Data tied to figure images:
↓↓↓
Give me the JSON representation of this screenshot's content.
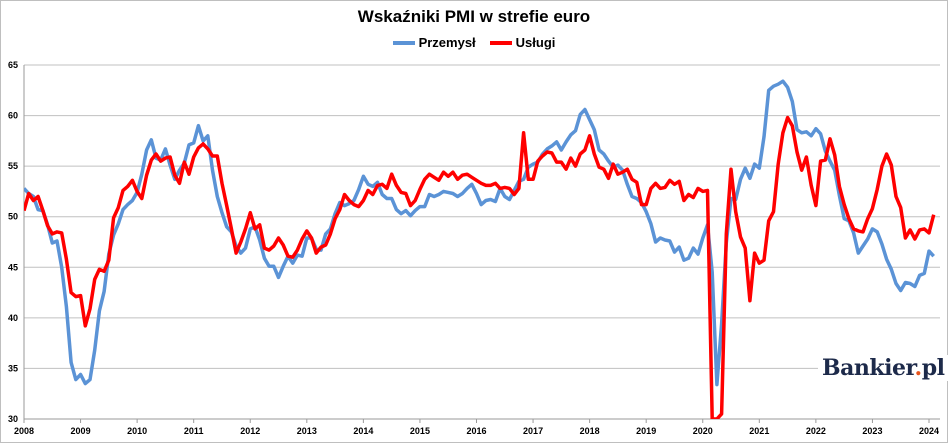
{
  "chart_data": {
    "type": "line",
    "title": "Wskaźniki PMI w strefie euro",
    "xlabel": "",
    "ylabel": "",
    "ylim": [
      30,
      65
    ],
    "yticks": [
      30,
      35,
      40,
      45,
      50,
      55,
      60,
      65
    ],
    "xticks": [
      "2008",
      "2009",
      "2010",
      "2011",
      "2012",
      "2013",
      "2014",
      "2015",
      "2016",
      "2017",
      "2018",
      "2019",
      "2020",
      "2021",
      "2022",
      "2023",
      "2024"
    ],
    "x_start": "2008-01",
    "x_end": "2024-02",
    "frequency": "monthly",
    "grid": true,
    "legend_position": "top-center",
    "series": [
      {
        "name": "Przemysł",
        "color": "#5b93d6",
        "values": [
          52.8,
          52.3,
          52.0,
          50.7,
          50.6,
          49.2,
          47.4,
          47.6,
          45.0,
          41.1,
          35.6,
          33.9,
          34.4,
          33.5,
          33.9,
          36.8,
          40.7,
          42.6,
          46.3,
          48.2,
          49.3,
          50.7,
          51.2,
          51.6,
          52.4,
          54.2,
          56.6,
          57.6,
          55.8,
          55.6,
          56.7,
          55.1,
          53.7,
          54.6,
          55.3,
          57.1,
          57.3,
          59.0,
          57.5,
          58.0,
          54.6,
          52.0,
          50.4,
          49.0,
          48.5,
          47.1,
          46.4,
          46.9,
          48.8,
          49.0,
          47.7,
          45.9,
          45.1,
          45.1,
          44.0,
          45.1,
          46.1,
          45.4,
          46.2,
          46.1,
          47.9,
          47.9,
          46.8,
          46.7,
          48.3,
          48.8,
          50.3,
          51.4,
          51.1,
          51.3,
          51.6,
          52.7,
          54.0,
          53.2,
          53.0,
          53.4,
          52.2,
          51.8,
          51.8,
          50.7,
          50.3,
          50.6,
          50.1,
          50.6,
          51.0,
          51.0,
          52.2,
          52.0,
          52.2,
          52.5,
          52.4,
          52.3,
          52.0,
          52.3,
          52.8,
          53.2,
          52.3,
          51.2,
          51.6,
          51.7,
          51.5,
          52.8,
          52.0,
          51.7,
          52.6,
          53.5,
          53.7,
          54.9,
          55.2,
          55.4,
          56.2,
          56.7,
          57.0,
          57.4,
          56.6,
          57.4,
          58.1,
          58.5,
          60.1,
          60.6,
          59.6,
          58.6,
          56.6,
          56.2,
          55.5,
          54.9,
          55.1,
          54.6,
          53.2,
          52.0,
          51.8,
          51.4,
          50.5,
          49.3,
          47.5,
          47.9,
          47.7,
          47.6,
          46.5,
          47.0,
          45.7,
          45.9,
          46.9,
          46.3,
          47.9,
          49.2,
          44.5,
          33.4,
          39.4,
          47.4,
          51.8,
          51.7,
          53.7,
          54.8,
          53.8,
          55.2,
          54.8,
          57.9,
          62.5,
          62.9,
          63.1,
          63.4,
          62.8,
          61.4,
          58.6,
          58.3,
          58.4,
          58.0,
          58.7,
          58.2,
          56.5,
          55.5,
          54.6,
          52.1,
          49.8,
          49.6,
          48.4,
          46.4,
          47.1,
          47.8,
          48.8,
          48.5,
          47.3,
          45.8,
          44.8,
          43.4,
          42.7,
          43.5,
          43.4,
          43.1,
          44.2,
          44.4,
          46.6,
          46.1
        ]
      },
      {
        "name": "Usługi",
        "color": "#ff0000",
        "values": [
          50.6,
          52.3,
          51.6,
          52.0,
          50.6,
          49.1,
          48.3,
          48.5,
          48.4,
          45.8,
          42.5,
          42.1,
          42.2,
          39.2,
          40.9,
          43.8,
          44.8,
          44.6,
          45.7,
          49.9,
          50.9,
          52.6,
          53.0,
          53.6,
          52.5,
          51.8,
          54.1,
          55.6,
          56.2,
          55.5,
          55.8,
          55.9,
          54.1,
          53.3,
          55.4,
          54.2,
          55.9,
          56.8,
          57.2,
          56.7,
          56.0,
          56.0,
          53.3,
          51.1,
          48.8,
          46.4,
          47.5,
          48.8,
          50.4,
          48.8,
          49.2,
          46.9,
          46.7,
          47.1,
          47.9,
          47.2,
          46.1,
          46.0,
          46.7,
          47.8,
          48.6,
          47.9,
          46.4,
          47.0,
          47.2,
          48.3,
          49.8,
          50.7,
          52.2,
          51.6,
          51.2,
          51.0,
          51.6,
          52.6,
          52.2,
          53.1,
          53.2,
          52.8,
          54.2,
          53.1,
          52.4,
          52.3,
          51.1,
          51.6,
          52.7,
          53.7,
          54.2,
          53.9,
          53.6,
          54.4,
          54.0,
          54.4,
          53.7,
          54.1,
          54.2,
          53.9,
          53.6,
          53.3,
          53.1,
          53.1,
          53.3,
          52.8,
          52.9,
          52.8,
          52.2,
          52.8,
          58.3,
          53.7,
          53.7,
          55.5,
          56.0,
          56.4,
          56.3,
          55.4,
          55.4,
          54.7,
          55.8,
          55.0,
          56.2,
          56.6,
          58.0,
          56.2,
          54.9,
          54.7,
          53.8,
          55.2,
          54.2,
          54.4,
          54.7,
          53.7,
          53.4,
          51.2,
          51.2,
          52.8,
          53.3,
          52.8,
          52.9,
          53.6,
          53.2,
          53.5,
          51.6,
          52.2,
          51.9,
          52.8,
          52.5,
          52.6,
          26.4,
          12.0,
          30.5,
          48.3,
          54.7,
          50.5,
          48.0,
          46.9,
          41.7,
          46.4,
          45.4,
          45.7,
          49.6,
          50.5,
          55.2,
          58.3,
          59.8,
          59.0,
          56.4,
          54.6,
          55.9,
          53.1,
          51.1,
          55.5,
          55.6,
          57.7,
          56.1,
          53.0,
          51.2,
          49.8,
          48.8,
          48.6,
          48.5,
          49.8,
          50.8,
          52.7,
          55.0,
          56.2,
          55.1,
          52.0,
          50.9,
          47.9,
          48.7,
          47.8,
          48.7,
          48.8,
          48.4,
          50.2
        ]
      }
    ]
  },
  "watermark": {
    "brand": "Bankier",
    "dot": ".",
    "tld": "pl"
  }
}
↑↑↑
WRITTEN PROBLEM:
Pictures don't belong in the copy. Transcribe every record exactly as it appears.

RESULT FOR THIS TASK:
Give me the JSON representation of this screenshot's content.
{
  "chart_data": {
    "type": "line",
    "title": "Wskaźniki PMI w strefie euro",
    "xlabel": "",
    "ylabel": "",
    "ylim": [
      30,
      65
    ],
    "yticks": [
      30,
      35,
      40,
      45,
      50,
      55,
      60,
      65
    ],
    "xticks": [
      "2008",
      "2009",
      "2010",
      "2011",
      "2012",
      "2013",
      "2014",
      "2015",
      "2016",
      "2017",
      "2018",
      "2019",
      "2020",
      "2021",
      "2022",
      "2023",
      "2024"
    ],
    "x_start": "2008-01",
    "x_end": "2024-02",
    "frequency": "monthly",
    "grid": true,
    "legend_position": "top-center",
    "series": [
      {
        "name": "Przemysł",
        "color": "#5b93d6",
        "values": [
          52.8,
          52.3,
          52.0,
          50.7,
          50.6,
          49.2,
          47.4,
          47.6,
          45.0,
          41.1,
          35.6,
          33.9,
          34.4,
          33.5,
          33.9,
          36.8,
          40.7,
          42.6,
          46.3,
          48.2,
          49.3,
          50.7,
          51.2,
          51.6,
          52.4,
          54.2,
          56.6,
          57.6,
          55.8,
          55.6,
          56.7,
          55.1,
          53.7,
          54.6,
          55.3,
          57.1,
          57.3,
          59.0,
          57.5,
          58.0,
          54.6,
          52.0,
          50.4,
          49.0,
          48.5,
          47.1,
          46.4,
          46.9,
          48.8,
          49.0,
          47.7,
          45.9,
          45.1,
          45.1,
          44.0,
          45.1,
          46.1,
          45.4,
          46.2,
          46.1,
          47.9,
          47.9,
          46.8,
          46.7,
          48.3,
          48.8,
          50.3,
          51.4,
          51.1,
          51.3,
          51.6,
          52.7,
          54.0,
          53.2,
          53.0,
          53.4,
          52.2,
          51.8,
          51.8,
          50.7,
          50.3,
          50.6,
          50.1,
          50.6,
          51.0,
          51.0,
          52.2,
          52.0,
          52.2,
          52.5,
          52.4,
          52.3,
          52.0,
          52.3,
          52.8,
          53.2,
          52.3,
          51.2,
          51.6,
          51.7,
          51.5,
          52.8,
          52.0,
          51.7,
          52.6,
          53.5,
          53.7,
          54.9,
          55.2,
          55.4,
          56.2,
          56.7,
          57.0,
          57.4,
          56.6,
          57.4,
          58.1,
          58.5,
          60.1,
          60.6,
          59.6,
          58.6,
          56.6,
          56.2,
          55.5,
          54.9,
          55.1,
          54.6,
          53.2,
          52.0,
          51.8,
          51.4,
          50.5,
          49.3,
          47.5,
          47.9,
          47.7,
          47.6,
          46.5,
          47.0,
          45.7,
          45.9,
          46.9,
          46.3,
          47.9,
          49.2,
          44.5,
          33.4,
          39.4,
          47.4,
          51.8,
          51.7,
          53.7,
          54.8,
          53.8,
          55.2,
          54.8,
          57.9,
          62.5,
          62.9,
          63.1,
          63.4,
          62.8,
          61.4,
          58.6,
          58.3,
          58.4,
          58.0,
          58.7,
          58.2,
          56.5,
          55.5,
          54.6,
          52.1,
          49.8,
          49.6,
          48.4,
          46.4,
          47.1,
          47.8,
          48.8,
          48.5,
          47.3,
          45.8,
          44.8,
          43.4,
          42.7,
          43.5,
          43.4,
          43.1,
          44.2,
          44.4,
          46.6,
          46.1
        ]
      },
      {
        "name": "Usługi",
        "color": "#ff0000",
        "values": [
          50.6,
          52.3,
          51.6,
          52.0,
          50.6,
          49.1,
          48.3,
          48.5,
          48.4,
          45.8,
          42.5,
          42.1,
          42.2,
          39.2,
          40.9,
          43.8,
          44.8,
          44.6,
          45.7,
          49.9,
          50.9,
          52.6,
          53.0,
          53.6,
          52.5,
          51.8,
          54.1,
          55.6,
          56.2,
          55.5,
          55.8,
          55.9,
          54.1,
          53.3,
          55.4,
          54.2,
          55.9,
          56.8,
          57.2,
          56.7,
          56.0,
          56.0,
          53.3,
          51.1,
          48.8,
          46.4,
          47.5,
          48.8,
          50.4,
          48.8,
          49.2,
          46.9,
          46.7,
          47.1,
          47.9,
          47.2,
          46.1,
          46.0,
          46.7,
          47.8,
          48.6,
          47.9,
          46.4,
          47.0,
          47.2,
          48.3,
          49.8,
          50.7,
          52.2,
          51.6,
          51.2,
          51.0,
          51.6,
          52.6,
          52.2,
          53.1,
          53.2,
          52.8,
          54.2,
          53.1,
          52.4,
          52.3,
          51.1,
          51.6,
          52.7,
          53.7,
          54.2,
          53.9,
          53.6,
          54.4,
          54.0,
          54.4,
          53.7,
          54.1,
          54.2,
          53.9,
          53.6,
          53.3,
          53.1,
          53.1,
          53.3,
          52.8,
          52.9,
          52.8,
          52.2,
          52.8,
          58.3,
          53.7,
          53.7,
          55.5,
          56.0,
          56.4,
          56.3,
          55.4,
          55.4,
          54.7,
          55.8,
          55.0,
          56.2,
          56.6,
          58.0,
          56.2,
          54.9,
          54.7,
          53.8,
          55.2,
          54.2,
          54.4,
          54.7,
          53.7,
          53.4,
          51.2,
          51.2,
          52.8,
          53.3,
          52.8,
          52.9,
          53.6,
          53.2,
          53.5,
          51.6,
          52.2,
          51.9,
          52.8,
          52.5,
          52.6,
          26.4,
          12.0,
          30.5,
          48.3,
          54.7,
          50.5,
          48.0,
          46.9,
          41.7,
          46.4,
          45.4,
          45.7,
          49.6,
          50.5,
          55.2,
          58.3,
          59.8,
          59.0,
          56.4,
          54.6,
          55.9,
          53.1,
          51.1,
          55.5,
          55.6,
          57.7,
          56.1,
          53.0,
          51.2,
          49.8,
          48.8,
          48.6,
          48.5,
          49.8,
          50.8,
          52.7,
          55.0,
          56.2,
          55.1,
          52.0,
          50.9,
          47.9,
          48.7,
          47.8,
          48.7,
          48.8,
          48.4,
          50.2
        ]
      }
    ]
  },
  "watermark": {
    "brand": "Bankier",
    "dot": ".",
    "tld": "pl"
  }
}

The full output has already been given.